Given exercise 1. State how many lines in the entries below contain the string "arrow", treating uppercase and lowercase as distinct. Reply with the number alone.

Passage to read.
============

For plaintiff to establish a prima facie case of retaliation under Title VII, he must prove: (1) that he engaged in conduct protected by Title VII; (2) that his employer subsequent to this conduct took adverse employment action against him; and (3) that there was a causal connection between the protected activity and the discharge. Nelson v. Upsala College, 51 F.3d 383, 386 (3d Cir. 1995). The court dispenses with a discussion of the first two prongs of the test, since the parties' briefs and argument at the hearing focused on whether plaintiff has presented sufficient evidence that there was a causal connection.

The City submits that the police detectives, who investigated the burglary and formed a belief that probable cause existed to apply for an arrest warrant, had no prior relationship with plaintiff and did not know about his complaints of employment discrimination. The charges against plaintiff were approved by the district attorney's office and an arrest warrant was issued by a bail commissioner, persons who had no knowledge of plaintiff's discrimination complaints. Plaintiff sought reinstatement through arbitration, but an impartial arbitrator rejected his grievance after conducting an extensive evidentiary hearing and finding "just cause" for plaintiff's arrest and termination by a clear and convincing evidence standard.

============

Boxed element entries.
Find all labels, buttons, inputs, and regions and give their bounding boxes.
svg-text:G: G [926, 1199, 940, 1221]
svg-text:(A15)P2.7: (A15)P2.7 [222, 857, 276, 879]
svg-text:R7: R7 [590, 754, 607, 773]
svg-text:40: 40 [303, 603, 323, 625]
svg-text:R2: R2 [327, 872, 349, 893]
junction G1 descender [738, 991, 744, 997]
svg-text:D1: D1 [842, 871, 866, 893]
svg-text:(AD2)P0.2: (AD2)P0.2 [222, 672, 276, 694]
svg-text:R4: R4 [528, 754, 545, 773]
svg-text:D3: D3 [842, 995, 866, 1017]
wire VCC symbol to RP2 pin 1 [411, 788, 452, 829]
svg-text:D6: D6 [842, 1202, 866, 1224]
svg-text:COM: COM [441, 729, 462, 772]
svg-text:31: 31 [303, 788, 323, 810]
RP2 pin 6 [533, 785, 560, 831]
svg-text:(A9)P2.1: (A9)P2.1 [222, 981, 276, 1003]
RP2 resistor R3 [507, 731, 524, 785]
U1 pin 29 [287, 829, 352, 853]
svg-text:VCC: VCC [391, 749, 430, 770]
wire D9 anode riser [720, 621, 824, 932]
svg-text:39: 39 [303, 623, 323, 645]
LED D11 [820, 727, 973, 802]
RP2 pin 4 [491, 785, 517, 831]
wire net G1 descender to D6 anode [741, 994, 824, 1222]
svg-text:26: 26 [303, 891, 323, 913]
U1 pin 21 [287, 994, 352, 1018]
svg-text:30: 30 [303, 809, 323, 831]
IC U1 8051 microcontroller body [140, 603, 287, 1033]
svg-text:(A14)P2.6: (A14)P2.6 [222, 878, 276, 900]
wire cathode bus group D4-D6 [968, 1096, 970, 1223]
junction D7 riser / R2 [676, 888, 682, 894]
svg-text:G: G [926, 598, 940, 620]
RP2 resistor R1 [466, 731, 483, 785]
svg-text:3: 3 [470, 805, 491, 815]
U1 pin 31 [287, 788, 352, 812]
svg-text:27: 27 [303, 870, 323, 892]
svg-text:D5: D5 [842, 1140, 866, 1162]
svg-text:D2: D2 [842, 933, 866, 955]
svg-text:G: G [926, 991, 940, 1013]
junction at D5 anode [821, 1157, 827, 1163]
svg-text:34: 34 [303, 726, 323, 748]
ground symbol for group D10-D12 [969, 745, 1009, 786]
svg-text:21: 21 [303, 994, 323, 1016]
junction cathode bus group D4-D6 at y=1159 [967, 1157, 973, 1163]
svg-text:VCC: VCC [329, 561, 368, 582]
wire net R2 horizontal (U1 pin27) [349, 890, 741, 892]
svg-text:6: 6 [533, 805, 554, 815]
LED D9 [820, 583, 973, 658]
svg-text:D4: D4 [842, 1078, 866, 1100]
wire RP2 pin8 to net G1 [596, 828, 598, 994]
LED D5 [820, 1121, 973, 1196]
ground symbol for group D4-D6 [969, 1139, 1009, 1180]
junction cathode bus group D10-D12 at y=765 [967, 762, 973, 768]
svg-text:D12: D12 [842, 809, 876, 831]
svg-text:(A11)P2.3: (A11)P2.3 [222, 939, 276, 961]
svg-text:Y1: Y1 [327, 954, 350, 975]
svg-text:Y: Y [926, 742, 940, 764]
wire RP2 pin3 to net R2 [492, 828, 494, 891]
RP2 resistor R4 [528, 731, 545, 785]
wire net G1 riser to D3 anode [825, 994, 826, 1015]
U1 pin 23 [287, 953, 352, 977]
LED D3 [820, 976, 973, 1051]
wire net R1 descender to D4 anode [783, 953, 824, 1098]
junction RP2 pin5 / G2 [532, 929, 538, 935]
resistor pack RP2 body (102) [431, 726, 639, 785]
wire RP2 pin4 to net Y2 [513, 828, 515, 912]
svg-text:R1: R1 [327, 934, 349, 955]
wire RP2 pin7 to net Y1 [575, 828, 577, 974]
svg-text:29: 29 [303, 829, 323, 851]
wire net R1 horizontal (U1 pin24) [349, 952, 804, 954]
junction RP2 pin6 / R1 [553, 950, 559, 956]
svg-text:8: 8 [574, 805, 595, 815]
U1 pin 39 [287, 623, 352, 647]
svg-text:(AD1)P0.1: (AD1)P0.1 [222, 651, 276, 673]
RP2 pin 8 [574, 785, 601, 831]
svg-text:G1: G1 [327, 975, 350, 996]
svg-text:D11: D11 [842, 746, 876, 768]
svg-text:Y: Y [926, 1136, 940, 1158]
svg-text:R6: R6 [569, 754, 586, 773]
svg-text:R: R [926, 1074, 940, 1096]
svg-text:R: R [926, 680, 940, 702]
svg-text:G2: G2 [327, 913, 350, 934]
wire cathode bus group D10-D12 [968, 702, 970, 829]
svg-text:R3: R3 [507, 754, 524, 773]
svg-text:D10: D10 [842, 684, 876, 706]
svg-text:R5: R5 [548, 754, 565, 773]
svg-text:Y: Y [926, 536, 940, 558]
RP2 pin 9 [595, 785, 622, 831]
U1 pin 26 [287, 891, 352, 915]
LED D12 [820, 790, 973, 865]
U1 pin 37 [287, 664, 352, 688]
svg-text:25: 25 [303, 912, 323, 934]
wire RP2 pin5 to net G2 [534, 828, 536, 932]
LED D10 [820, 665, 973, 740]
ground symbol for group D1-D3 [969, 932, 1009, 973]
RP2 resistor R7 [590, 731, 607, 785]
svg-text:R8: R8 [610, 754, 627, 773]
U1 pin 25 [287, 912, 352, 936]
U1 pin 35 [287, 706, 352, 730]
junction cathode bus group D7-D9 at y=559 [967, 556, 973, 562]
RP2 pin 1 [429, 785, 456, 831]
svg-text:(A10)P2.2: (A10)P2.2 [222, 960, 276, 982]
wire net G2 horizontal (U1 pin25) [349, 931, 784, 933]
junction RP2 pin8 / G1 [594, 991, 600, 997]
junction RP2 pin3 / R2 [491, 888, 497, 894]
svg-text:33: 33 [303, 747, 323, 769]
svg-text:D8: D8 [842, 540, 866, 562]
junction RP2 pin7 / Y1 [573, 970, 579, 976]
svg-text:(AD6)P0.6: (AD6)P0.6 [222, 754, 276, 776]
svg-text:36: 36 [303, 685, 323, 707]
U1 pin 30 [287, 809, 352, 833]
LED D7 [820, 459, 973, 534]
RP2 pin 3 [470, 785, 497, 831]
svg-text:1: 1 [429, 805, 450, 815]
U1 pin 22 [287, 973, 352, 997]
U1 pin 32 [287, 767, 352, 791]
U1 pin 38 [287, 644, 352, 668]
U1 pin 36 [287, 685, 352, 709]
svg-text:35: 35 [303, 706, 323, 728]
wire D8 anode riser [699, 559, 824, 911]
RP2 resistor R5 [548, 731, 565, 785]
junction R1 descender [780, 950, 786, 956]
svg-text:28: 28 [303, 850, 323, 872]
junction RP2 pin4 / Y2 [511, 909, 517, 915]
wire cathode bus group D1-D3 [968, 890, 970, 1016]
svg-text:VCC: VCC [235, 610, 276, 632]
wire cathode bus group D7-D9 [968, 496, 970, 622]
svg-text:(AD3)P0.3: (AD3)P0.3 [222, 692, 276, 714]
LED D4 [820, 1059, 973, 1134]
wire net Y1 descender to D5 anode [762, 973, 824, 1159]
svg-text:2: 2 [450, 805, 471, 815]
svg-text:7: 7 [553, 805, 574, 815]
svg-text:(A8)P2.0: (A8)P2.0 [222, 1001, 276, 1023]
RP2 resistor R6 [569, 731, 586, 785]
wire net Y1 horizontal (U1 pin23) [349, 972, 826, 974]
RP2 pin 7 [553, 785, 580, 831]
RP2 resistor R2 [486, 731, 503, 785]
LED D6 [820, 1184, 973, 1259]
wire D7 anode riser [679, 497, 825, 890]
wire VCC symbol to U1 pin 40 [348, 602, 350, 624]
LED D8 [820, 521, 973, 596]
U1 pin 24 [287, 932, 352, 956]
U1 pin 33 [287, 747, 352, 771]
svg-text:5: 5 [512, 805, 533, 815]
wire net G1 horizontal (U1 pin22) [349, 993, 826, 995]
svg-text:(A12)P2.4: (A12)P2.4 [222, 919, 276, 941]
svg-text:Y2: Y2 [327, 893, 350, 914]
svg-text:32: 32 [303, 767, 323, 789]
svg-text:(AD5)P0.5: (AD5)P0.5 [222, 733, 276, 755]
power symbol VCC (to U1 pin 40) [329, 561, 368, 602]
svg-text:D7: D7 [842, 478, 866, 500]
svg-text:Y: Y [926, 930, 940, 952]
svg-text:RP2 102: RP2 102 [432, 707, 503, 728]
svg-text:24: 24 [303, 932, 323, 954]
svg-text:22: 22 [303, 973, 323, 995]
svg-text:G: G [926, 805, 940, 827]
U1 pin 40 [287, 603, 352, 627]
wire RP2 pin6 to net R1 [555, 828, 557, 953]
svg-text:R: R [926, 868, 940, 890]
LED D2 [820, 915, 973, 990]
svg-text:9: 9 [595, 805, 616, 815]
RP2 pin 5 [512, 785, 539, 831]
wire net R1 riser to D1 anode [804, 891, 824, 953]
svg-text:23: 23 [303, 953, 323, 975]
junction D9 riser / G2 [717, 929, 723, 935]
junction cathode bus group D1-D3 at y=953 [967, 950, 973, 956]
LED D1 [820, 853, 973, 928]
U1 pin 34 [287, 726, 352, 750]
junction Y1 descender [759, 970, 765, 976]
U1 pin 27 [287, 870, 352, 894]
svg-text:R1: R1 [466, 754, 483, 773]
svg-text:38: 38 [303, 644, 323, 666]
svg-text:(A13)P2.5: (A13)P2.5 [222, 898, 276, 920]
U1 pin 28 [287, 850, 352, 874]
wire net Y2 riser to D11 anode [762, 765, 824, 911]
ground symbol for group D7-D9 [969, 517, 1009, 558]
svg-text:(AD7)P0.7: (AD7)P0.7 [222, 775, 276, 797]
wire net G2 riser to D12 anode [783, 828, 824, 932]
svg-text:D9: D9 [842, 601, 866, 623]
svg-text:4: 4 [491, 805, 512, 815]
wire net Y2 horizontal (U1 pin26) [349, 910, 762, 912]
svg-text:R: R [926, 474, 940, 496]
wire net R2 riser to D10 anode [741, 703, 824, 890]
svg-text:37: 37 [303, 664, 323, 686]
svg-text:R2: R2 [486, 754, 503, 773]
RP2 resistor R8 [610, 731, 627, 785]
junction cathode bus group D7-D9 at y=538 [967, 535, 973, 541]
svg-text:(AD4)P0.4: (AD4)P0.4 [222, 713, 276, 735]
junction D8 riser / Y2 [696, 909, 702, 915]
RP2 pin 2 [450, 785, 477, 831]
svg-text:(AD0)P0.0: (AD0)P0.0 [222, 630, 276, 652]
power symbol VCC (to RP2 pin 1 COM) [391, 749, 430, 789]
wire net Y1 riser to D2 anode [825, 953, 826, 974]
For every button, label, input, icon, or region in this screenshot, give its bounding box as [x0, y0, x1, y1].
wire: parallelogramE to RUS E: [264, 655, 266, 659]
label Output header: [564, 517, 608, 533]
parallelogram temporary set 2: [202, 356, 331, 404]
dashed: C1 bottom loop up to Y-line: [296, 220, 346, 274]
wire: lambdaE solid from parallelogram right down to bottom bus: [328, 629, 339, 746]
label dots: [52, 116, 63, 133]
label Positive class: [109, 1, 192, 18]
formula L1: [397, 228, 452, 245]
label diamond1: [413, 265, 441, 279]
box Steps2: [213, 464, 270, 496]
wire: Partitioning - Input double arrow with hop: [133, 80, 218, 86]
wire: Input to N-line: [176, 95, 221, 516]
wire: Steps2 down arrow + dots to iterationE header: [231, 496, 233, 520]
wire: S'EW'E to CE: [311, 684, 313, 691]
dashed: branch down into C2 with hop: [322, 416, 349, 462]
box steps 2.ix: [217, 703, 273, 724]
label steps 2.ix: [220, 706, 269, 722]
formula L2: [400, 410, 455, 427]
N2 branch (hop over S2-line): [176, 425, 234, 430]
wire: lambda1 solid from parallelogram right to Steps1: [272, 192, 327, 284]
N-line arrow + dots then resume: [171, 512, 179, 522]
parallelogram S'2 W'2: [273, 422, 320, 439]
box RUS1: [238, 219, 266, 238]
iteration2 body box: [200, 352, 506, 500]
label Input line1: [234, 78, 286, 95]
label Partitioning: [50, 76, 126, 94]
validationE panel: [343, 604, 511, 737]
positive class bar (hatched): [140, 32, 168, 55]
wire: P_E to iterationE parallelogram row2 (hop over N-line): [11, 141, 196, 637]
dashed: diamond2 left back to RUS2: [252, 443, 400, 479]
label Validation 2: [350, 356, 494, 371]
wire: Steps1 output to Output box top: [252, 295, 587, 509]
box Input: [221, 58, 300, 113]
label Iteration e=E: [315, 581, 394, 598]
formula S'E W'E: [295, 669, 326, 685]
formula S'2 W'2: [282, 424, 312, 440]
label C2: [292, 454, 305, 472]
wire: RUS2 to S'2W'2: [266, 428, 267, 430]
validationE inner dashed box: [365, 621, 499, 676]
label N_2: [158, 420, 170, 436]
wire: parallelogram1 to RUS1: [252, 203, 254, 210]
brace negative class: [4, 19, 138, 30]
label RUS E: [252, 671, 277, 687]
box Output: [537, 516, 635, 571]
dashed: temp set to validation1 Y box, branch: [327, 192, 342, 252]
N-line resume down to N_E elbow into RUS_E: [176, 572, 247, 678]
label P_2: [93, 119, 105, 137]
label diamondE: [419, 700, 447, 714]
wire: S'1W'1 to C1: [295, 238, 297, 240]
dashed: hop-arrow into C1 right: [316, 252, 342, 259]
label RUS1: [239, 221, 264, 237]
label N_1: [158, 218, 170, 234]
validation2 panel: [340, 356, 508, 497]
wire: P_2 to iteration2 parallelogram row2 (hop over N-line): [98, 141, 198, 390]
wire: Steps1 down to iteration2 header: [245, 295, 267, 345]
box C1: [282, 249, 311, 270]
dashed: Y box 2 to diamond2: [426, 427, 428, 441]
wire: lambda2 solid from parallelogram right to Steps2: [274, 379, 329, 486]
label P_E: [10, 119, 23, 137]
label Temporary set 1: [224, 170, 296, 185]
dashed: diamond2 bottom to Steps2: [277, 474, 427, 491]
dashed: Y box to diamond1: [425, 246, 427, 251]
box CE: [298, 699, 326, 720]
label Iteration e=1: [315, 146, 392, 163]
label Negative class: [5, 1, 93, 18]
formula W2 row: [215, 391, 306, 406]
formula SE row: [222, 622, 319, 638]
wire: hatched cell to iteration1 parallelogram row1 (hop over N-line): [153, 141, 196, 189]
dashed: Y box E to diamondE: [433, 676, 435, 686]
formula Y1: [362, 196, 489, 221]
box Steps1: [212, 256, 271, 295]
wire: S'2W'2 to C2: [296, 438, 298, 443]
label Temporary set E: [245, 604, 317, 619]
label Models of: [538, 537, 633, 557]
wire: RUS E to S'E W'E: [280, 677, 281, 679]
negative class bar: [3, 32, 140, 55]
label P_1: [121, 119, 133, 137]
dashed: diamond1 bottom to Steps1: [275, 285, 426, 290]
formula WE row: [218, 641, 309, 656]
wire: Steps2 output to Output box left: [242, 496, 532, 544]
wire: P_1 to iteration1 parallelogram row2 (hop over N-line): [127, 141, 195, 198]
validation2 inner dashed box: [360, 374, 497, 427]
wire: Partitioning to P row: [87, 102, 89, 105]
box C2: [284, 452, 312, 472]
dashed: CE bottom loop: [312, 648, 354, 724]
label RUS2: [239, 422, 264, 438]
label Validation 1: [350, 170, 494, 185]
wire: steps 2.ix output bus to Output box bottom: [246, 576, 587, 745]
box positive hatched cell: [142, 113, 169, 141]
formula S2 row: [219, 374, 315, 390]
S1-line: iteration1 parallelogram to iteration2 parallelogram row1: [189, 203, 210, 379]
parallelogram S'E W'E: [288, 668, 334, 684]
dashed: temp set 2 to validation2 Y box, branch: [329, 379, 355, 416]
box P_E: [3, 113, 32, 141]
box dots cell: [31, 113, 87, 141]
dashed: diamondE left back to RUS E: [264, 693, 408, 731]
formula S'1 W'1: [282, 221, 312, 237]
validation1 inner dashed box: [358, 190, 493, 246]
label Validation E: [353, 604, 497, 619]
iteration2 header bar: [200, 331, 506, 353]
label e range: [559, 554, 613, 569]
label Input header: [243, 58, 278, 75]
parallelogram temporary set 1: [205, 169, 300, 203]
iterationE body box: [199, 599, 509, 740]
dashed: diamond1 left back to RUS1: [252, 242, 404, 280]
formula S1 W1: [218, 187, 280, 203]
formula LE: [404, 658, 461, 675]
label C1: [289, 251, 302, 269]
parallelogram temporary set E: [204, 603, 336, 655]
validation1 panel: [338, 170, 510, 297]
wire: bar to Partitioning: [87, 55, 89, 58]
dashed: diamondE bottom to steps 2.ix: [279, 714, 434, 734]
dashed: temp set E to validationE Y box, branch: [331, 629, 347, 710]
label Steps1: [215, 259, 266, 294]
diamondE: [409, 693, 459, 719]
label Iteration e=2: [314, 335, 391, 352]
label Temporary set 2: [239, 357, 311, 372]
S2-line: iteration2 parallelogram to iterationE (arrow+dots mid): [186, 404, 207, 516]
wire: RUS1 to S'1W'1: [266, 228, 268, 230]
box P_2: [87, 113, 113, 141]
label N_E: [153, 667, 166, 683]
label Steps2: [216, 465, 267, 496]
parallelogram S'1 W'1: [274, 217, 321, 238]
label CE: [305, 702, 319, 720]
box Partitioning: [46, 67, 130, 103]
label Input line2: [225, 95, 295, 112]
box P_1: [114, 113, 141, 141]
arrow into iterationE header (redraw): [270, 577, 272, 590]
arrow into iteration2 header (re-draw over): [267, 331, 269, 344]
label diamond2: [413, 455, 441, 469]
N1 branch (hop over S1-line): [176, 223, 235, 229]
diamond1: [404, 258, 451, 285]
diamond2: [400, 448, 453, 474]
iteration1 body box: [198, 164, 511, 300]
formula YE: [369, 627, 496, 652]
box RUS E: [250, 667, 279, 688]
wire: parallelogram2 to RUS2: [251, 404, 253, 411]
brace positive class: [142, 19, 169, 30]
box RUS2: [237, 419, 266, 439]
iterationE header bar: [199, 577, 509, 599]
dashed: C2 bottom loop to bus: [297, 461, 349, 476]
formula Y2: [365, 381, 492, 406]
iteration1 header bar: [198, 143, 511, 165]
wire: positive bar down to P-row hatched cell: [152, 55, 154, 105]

============

Given exercise 2. Resume the passage on the Title VII retaliation claim, writing onward from the point where it stops.

Exercise answer 1. 7

Exercise answer 2.
Plaintiff asserts that the police officers investigating the alleged burglary of his home knew of his "job history which included the various complaints and EEO actions he filed against his supervisors." (Pl.'s Mem. of Law in Opp. to Def.'s Mot. for Summ. J. at 31.) However, the undisputed evidence is that the detectives and officers who investigated the alleged burglary of his home did not know that he had lodged discrimination complaints. The burden is on plaintiff to produce evidence in some form that would cast doubt on the denials by the investigating officers. He has failed to do that.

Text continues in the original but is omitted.